-- Start Available data --

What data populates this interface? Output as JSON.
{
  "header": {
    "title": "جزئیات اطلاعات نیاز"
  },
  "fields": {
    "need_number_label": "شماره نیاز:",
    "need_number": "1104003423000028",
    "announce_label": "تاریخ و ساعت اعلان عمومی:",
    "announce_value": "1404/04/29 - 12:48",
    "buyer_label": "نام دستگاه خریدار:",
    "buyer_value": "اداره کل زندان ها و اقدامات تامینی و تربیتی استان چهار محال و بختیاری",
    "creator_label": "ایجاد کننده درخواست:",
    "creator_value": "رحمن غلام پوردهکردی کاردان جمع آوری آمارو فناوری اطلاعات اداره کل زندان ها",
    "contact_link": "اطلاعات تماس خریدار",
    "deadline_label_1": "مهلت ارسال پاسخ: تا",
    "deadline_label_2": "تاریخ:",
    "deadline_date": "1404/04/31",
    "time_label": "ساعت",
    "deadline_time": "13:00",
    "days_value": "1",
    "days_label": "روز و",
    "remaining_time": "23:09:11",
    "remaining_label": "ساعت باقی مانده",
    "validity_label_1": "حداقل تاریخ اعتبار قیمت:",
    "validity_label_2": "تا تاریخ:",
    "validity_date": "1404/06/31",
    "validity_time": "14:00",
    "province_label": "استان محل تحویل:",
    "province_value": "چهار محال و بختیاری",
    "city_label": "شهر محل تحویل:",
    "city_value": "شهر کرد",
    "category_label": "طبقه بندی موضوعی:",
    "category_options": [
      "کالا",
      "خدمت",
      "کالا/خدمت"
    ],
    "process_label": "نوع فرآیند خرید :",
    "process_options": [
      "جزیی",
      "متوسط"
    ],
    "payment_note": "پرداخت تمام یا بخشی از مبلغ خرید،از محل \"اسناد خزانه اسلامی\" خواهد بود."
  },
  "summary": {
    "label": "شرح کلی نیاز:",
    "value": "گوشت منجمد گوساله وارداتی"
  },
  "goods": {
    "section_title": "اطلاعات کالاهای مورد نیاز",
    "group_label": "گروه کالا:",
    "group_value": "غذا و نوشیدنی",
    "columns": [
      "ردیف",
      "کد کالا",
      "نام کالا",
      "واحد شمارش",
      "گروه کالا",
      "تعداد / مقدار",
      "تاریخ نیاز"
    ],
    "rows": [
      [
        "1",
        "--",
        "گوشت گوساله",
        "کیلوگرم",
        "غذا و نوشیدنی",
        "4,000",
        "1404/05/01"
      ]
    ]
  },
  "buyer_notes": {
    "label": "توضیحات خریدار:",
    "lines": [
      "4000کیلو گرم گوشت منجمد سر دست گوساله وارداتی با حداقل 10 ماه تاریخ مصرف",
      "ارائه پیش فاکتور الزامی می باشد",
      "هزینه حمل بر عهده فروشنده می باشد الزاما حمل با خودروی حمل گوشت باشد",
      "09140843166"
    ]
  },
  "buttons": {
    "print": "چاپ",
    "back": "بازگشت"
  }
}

-- End Available data --

Direction :: All of the material must be reproduced exactly.

Exercise result ::
What data populates this interface? Output as JSON.
{
  "header": {
    "title": "جزئیات اطلاعات نیاز"
  },
  "fields": {
    "need_number_label": "شماره نیاز:",
    "need_number": "1104003423000028",
    "announce_label": "تاریخ و ساعت اعلان عمومی:",
    "announce_value": "1404/04/29 - 12:48",
    "buyer_label": "نام دستگاه خریدار:",
    "buyer_value": "اداره کل زندان ها و اقدامات تامینی و تربیتی استان چهار محال و بختیاری",
    "creator_label": "ایجاد کننده درخواست:",
    "creator_value": "رحمن غلام پوردهکردی کاردان جمع آوری آمارو فناوری اطلاعات اداره کل زندان ها",
    "contact_link": "اطلاعات تماس خریدار",
    "deadline_label_1": "مهلت ارسال پاسخ: تا",
    "deadline_label_2": "تاریخ:",
    "deadline_date": "1404/04/31",
    "time_label": "ساعت",
    "deadline_time": "13:00",
    "days_value": "1",
    "days_label": "روز و",
    "remaining_time": "23:09:11",
    "remaining_label": "ساعت باقی مانده",
    "validity_label_1": "حداقل تاریخ اعتبار قیمت:",
    "validity_label_2": "تا تاریخ:",
    "validity_date": "1404/06/31",
    "validity_time": "14:00",
    "province_label": "استان محل تحویل:",
    "province_value": "چهار محال و بختیاری",
    "city_label": "شهر محل تحویل:",
    "city_value": "شهر کرد",
    "category_label": "طبقه بندی موضوعی:",
    "category_options": [
      "کالا",
      "خدمت",
      "کالا/خدمت"
    ],
    "process_label": "نوع فرآیند خرید :",
    "process_options": [
      "جزیی",
      "متوسط"
    ],
    "payment_note": "پرداخت تمام یا بخشی از مبلغ خرید،از محل \"اسناد خزانه اسلامی\" خواهد بود."
  },
  "summary": {
    "label": "شرح کلی نیاز:",
    "value": "گوشت منجمد گوساله وارداتی"
  },
  "goods": {
    "section_title": "اطلاعات کالاهای مورد نیاز",
    "group_label": "گروه کالا:",
    "group_value": "غذا و نوشیدنی",
    "columns": [
      "ردیف",
      "کد کالا",
      "نام کالا",
      "واحد شمارش",
      "گروه کالا",
      "تعداد / مقدار",
      "تاریخ نیاز"
    ],
    "rows": [
      [
        "1",
        "--",
        "گوشت گوساله",
        "کیلوگرم",
        "غذا و نوشیدنی",
        "4,000",
        "1404/05/01"
      ]
    ]
  },
  "buyer_notes": {
    "label": "توضیحات خریدار:",
    "lines": [
      "4000کیلو گرم گوشت منجمد سر دست گوساله وارداتی با حداقل 10 ماه تاریخ مصرف",
      "ارائه پیش فاکتور الزامی می باشد",
      "هزینه حمل بر عهده فروشنده می باشد الزاما حمل با خودروی حمل گوشت باشد",
      "09140843166"
    ]
  },
  "buttons": {
    "print": "چاپ",
    "back": "بازگشت"
  }
}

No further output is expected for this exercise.